Identify every line in the records below that contains the word "contenido", and reproduce each one.
************
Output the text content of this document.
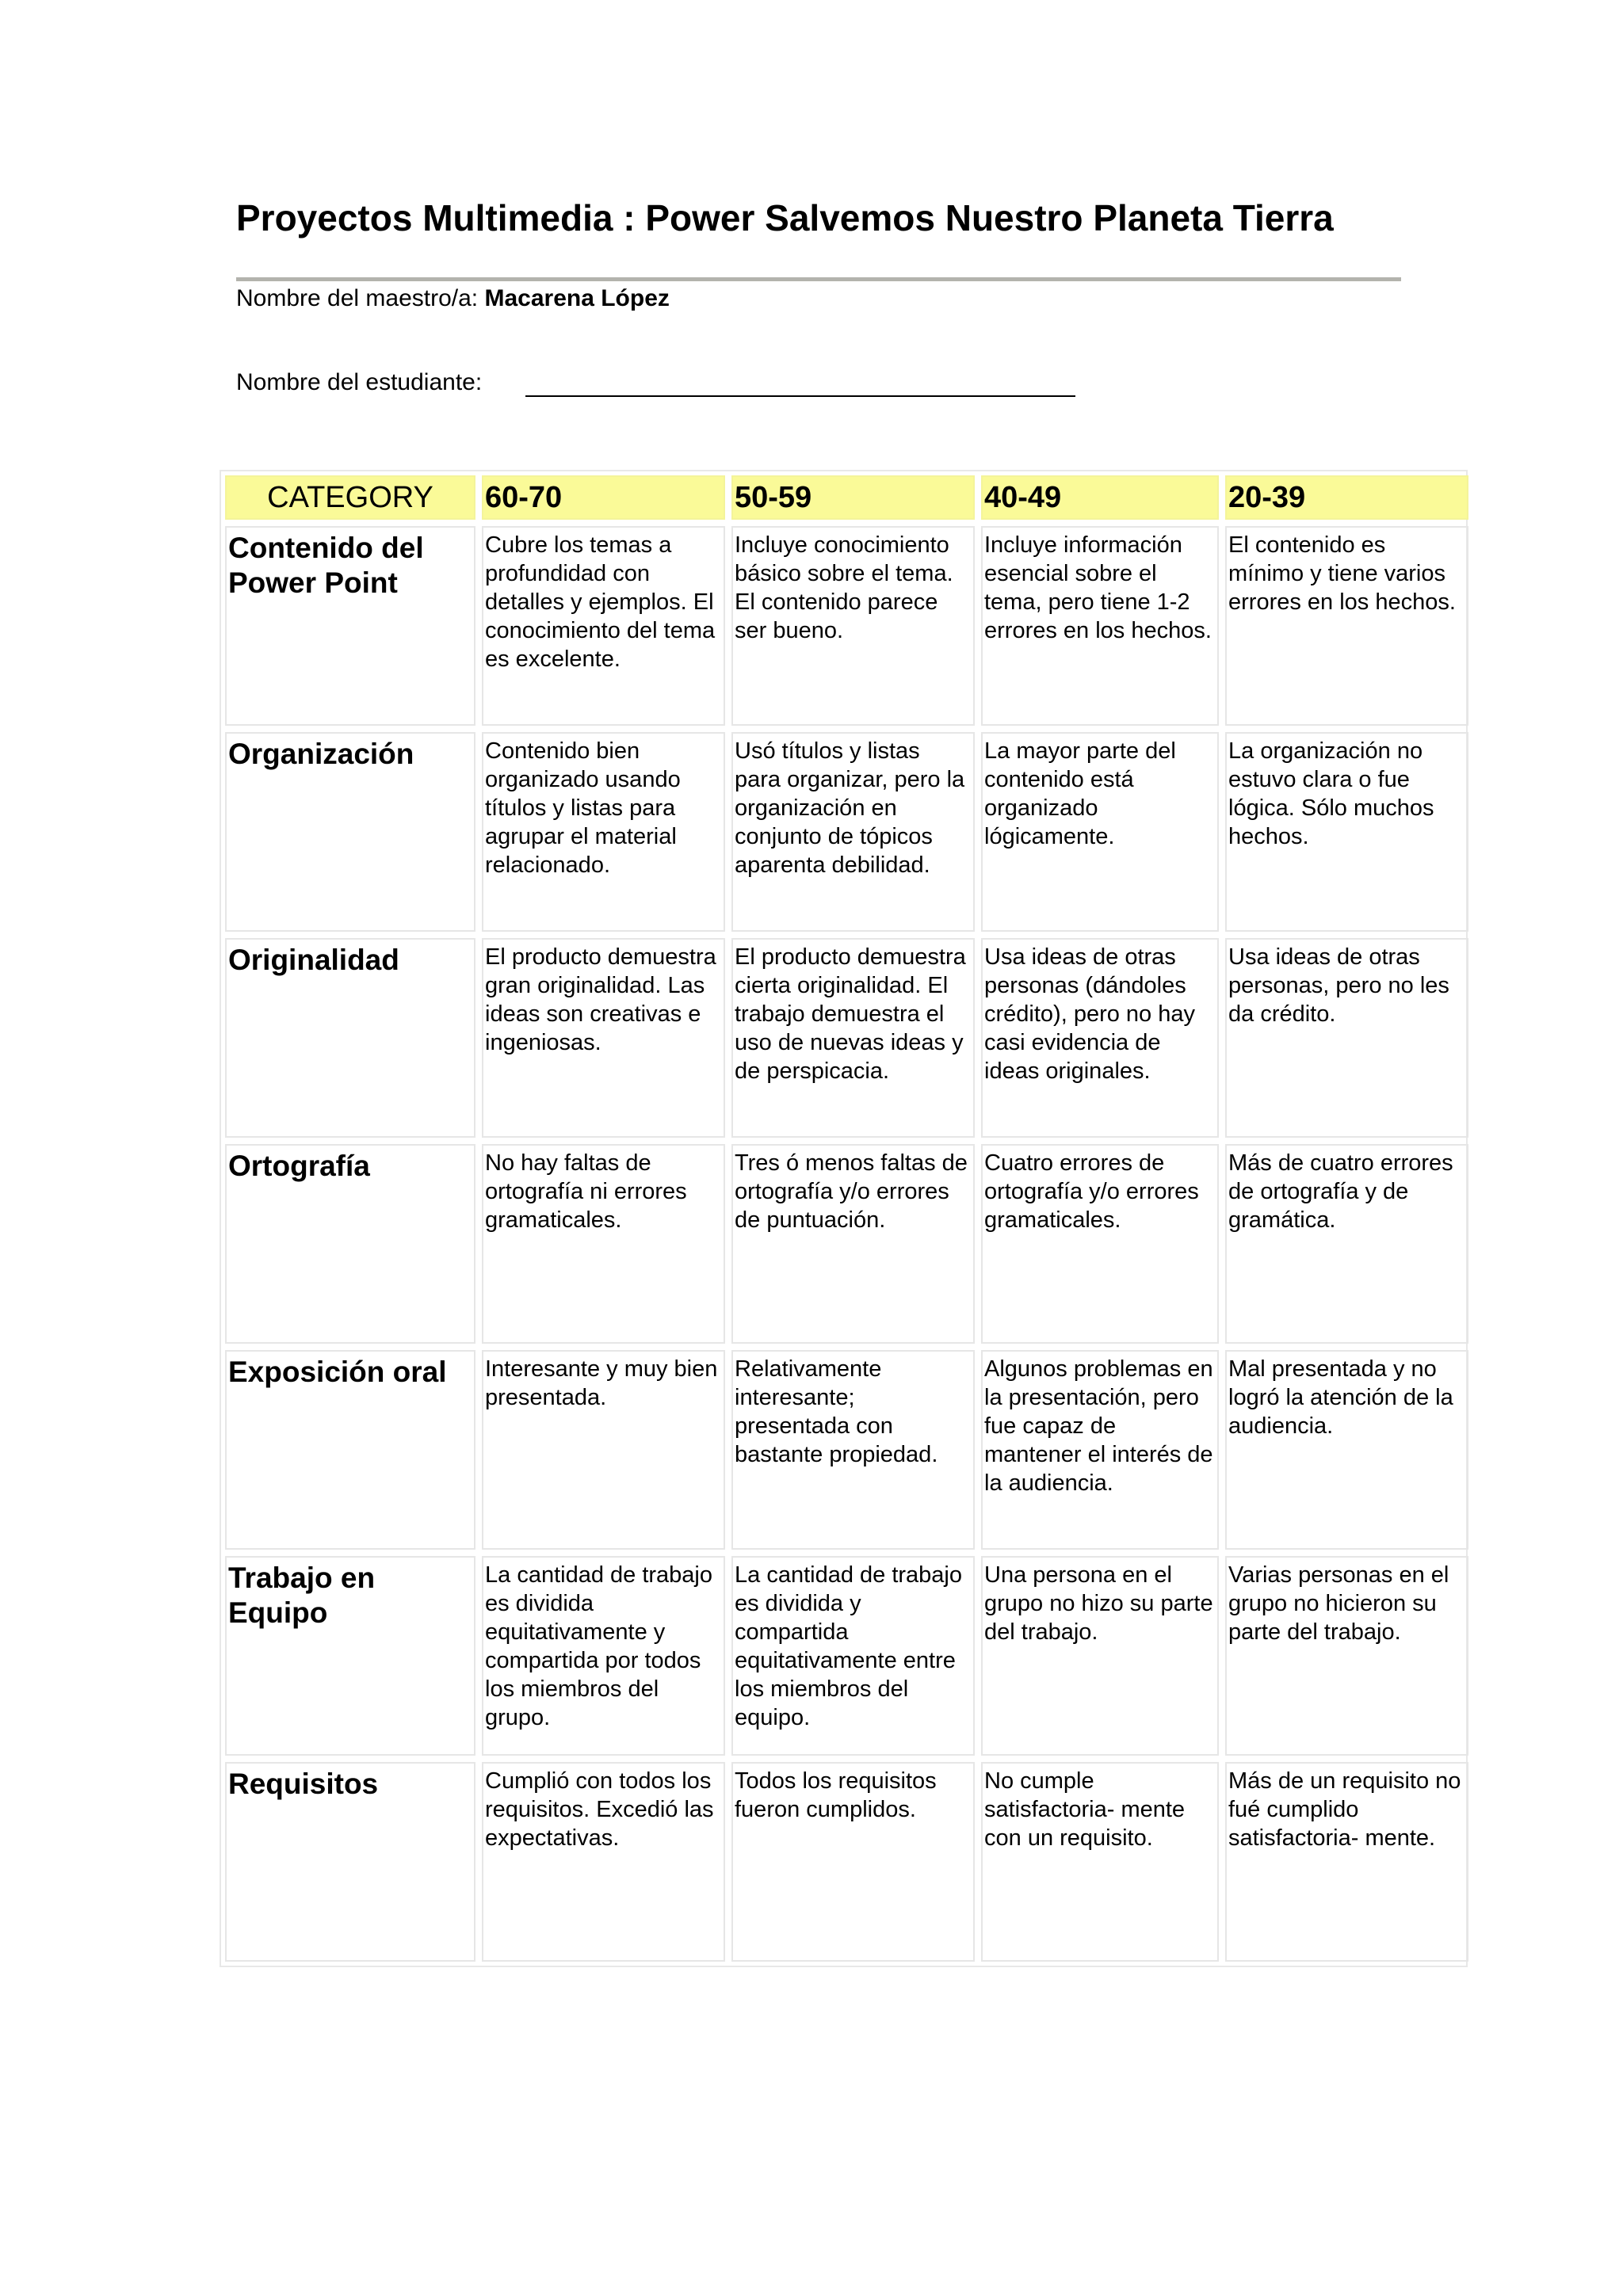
Proyectos Multimedia : Power Salvemos Nuestro Planeta Tierra
Nombre del maestro/a: Macarena López
Nombre del estudiante:
CATEGORY	60-70	50-59	40-49	20-39
Contenido del Power Point	Cubre los temas a profundidad con detalles y ejemplos. El conocimiento del tema es excelente.	Incluye conocimiento básico sobre el tema. El contenido parece ser bueno.	Incluye información esencial sobre el tema, pero tiene 1-2 errores en los hechos.	El contenido es mínimo y tiene varios errores en los hechos.
Organización	Contenido bien organizado usando títulos y listas para agrupar el material relacionado.	Usó títulos y listas para organizar, pero la organización en conjunto de tópicos aparenta debilidad.	La mayor parte del contenido está organizado lógicamente.	La organización no estuvo clara o fue lógica. Sólo muchos hechos.
Originalidad	El producto demuestra gran originalidad. Las ideas son creativas e ingeniosas.	El producto demuestra cierta originalidad. El trabajo demuestra el uso de nuevas ideas y de perspicacia.	Usa ideas de otras personas (dándoles crédito), pero no hay casi evidencia de ideas originales.	Usa ideas de otras personas, pero no les da crédito.
Ortografía	No hay faltas de ortografía ni errores gramaticales.	Tres ó menos faltas de ortografía y/o errores de puntuación.	Cuatro errores de ortografía y/o errores gramaticales.	Más de cuatro errores de ortografía y de gramática.
Exposición oral	Interesante y muy bien presentada.	Relativamente interesante; presentada con bastante propiedad.	Algunos problemas en la presentación, pero fue capaz de mantener el interés de la audiencia.	Mal presentada y no logró la atención de la audiencia.
Trabajo en Equipo	La cantidad de trabajo es dividida equitativamente y compartida por todos los miembros del grupo.	La cantidad de trabajo es dividida y compartida equitativamente entre los miembros del equipo.	Una persona en el grupo no hizo su parte del trabajo.	Varias personas en el grupo no hicieron su parte del trabajo.
Requisitos	Cumplió con todos los requisitos. Excedió las expectativas.	Todos los requisitos fueron cumplidos.	No cumple satisfactoria- mente con un requisito.	Más de un requisito no fué cumplido satisfactoria- mente.
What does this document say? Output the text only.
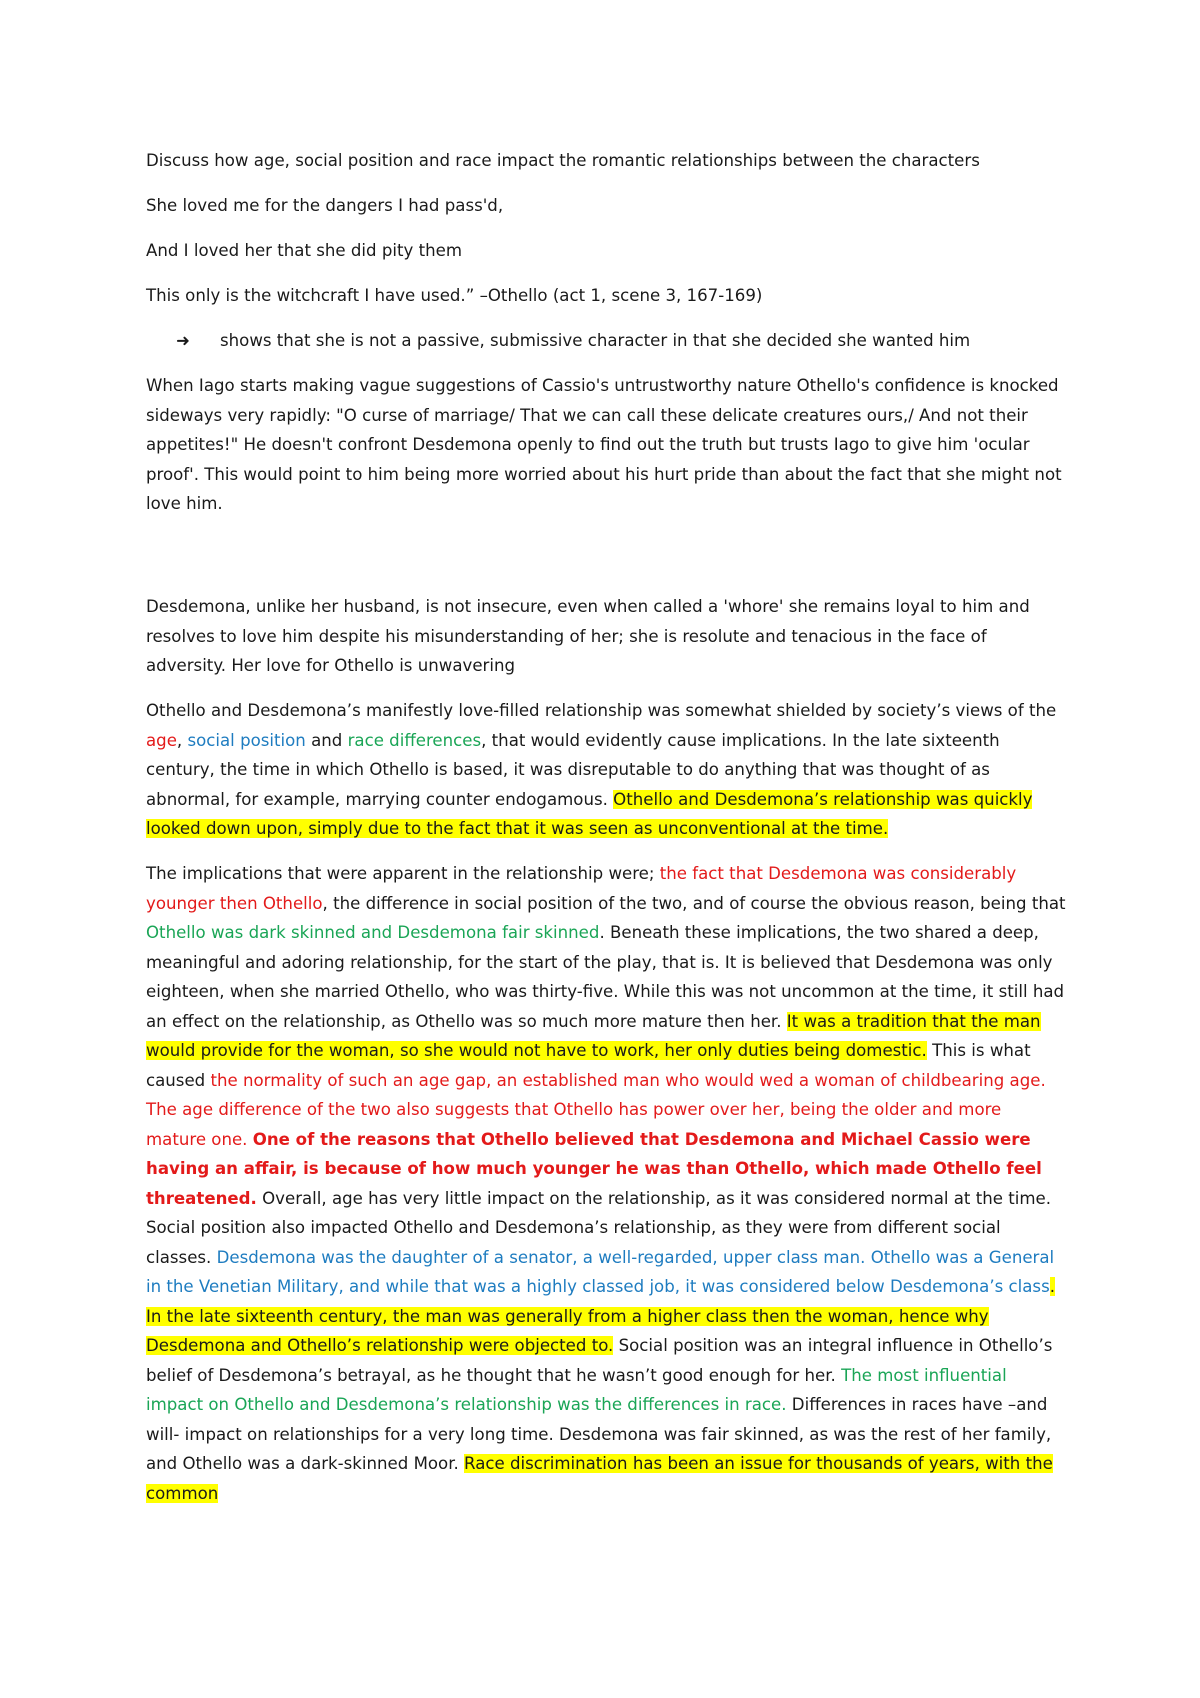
Discuss how age, social position and race impact the romantic relationships between the characters

She loved me for the dangers I had pass'd,

And I loved her that she did pity them

This only is the witchcraft I have used.” –Othello (act 1, scene 3, 167-169)

➜ shows that she is not a passive, submissive character in that she decided she wanted him

When Iago starts making vague suggestions of Cassio's untrustworthy nature Othello's confidence is knocked sideways very rapidly: "O curse of marriage/ That we can call these delicate creatures ours,/ And not their appetites!" He doesn't confront Desdemona openly to find out the truth but trusts Iago to give him 'ocular proof'. This would point to him being more worried about his hurt pride than about the fact that she might not love him.

Desdemona, unlike her husband, is not insecure, even when called a 'whore' she remains loyal to him and resolves to love him despite his misunderstanding of her; she is resolute and tenacious in the face of adversity. Her love for Othello is unwavering

Othello and Desdemona’s manifestly love-filled relationship was somewhat shielded by society’s views of the age, social position and race differences, that would evidently cause implications. In the late sixteenth century, the time in which Othello is based, it was disreputable to do anything that was thought of as abnormal, for example, marrying counter endogamous. Othello and Desdemona’s relationship was quickly looked down upon, simply due to the fact that it was seen as unconventional at the time.

The implications that were apparent in the relationship were; the fact that Desdemona was considerably younger then Othello, the difference in social position of the two, and of course the obvious reason, being that Othello was dark skinned and Desdemona fair skinned. Beneath these implications, the two shared a deep, meaningful and adoring relationship, for the start of the play, that is. It is believed that Desdemona was only eighteen, when she married Othello, who was thirty-five. While this was not uncommon at the time, it still had an effect on the relationship, as Othello was so much more mature then her. It was a tradition that the man would provide for the woman, so she would not have to work, her only duties being domestic. This is what caused the normality of such an age gap, an established man who would wed a woman of childbearing age. The age difference of the two also suggests that Othello has power over her, being the older and more mature one. One of the reasons that Othello believed that Desdemona and Michael Cassio were having an affair, is because of how much younger he was than Othello, which made Othello feel threatened. Overall, age has very little impact on the relationship, as it was considered normal at the time. Social position also impacted Othello and Desdemona’s relationship, as they were from different social classes. Desdemona was the daughter of a senator, a well-regarded, upper class man. Othello was a General in the Venetian Military, and while that was a highly classed job, it was considered below Desdemona’s class. In the late sixteenth century, the man was generally from a higher class then the woman, hence why Desdemona and Othello’s relationship were objected to. Social position was an integral influence in Othello’s belief of Desdemona’s betrayal, as he thought that he wasn’t good enough for her. The most influential impact on Othello and Desdemona’s relationship was the differences in race. Differences in races have –and will- impact on relationships for a very long time. Desdemona was fair skinned, as was the rest of her family, and Othello was a dark-skinned Moor. Race discrimination has been an issue for thousands of years, with the common
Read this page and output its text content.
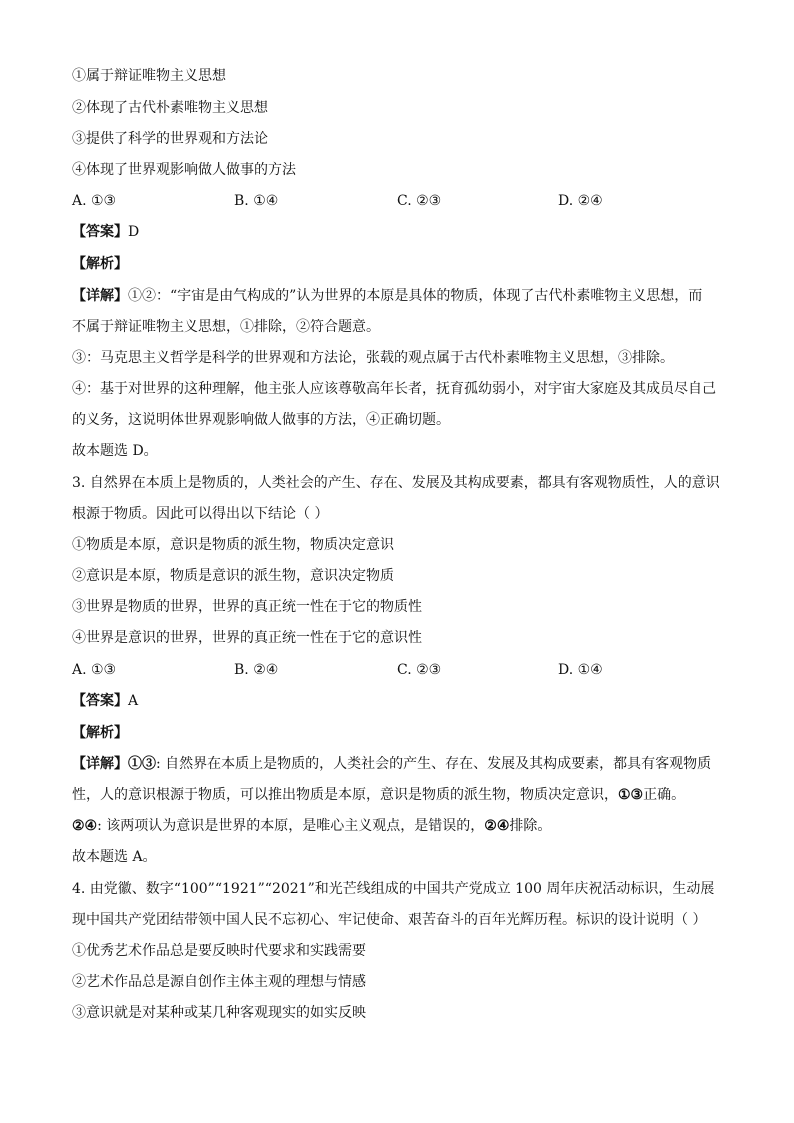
①属于辩证唯物主义思想
②体现了古代朴素唯物主义思想
③提供了科学的世界观和方法论
④体现了世界观影响做人做事的方法
A. ①③	B. ①④	C. ②③	D. ②④
【答案】D
【解析】
【详解】①②：“宇宙是由气构成的”认为世界的本原是具体的物质，体现了古代朴素唯物主义思想，而
不属于辩证唯物主义思想，①排除，②符合题意。
③：马克思主义哲学是科学的世界观和方法论，张载的观点属于古代朴素唯物主义思想，③排除。
④：基于对世界的这种理解，他主张人应该尊敬高年长者，抚育孤幼弱小，对宇宙大家庭及其成员尽自己
的义务，这说明体世界观影响做人做事的方法，④正确切题。
故本题选 D。
3. 自然界在本质上是物质的，人类社会的产生、存在、发展及其构成要素，都具有客观物质性，人的意识
根源于物质。因此可以得出以下结论（ ）
①物质是本原，意识是物质的派生物，物质决定意识
②意识是本原，物质是意识的派生物，意识决定物质
③世界是物质的世界，世界的真正统一性在于它的物质性
④世界是意识的世界，世界的真正统一性在于它的意识性
A. ①③	B. ②④	C. ②③	D. ①④
【答案】A
【解析】
【详解】①③: 自然界在本质上是物质的，人类社会的产生、存在、发展及其构成要素，都具有客观物质
性，人的意识根源于物质，可以推出物质是本原，意识是物质的派生物，物质决定意识，①③正确。
②④: 该两项认为意识是世界的本原，是唯心主义观点，是错误的，②④排除。
故本题选 A。
4. 由党徽、数字“100”“1921”“2021”和光芒线组成的中国共产党成立 100 周年庆祝活动标识，生动展
现中国共产党团结带领中国人民不忘初心、牢记使命、艰苦奋斗的百年光辉历程。标识的设计说明（ ）
①优秀艺术作品总是要反映时代要求和实践需要
②艺术作品总是源自创作主体主观的理想与情感
③意识就是对某种或某几种客观现实的如实反映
************
SOLUTION TO THE PROBLEM:
Contenido del Power Point	Cubre los temas a profundidad con detalles y ejemplos. El conocimiento del tema es excelente.	Incluye conocimiento básico sobre el tema. El contenido parece ser bueno.	Incluye información esencial sobre el tema, pero tiene 1-2 errores en los hechos.	El contenido es mínimo y tiene varios errores en los hechos.
Organización	Contenido bien organizado usando títulos y listas para agrupar el material relacionado.	Usó títulos y listas para organizar, pero la organización en conjunto de tópicos aparenta debilidad.	La mayor parte del contenido está organizado lógicamente.	La organización no estuvo clara o fue lógica. Sólo muchos hechos.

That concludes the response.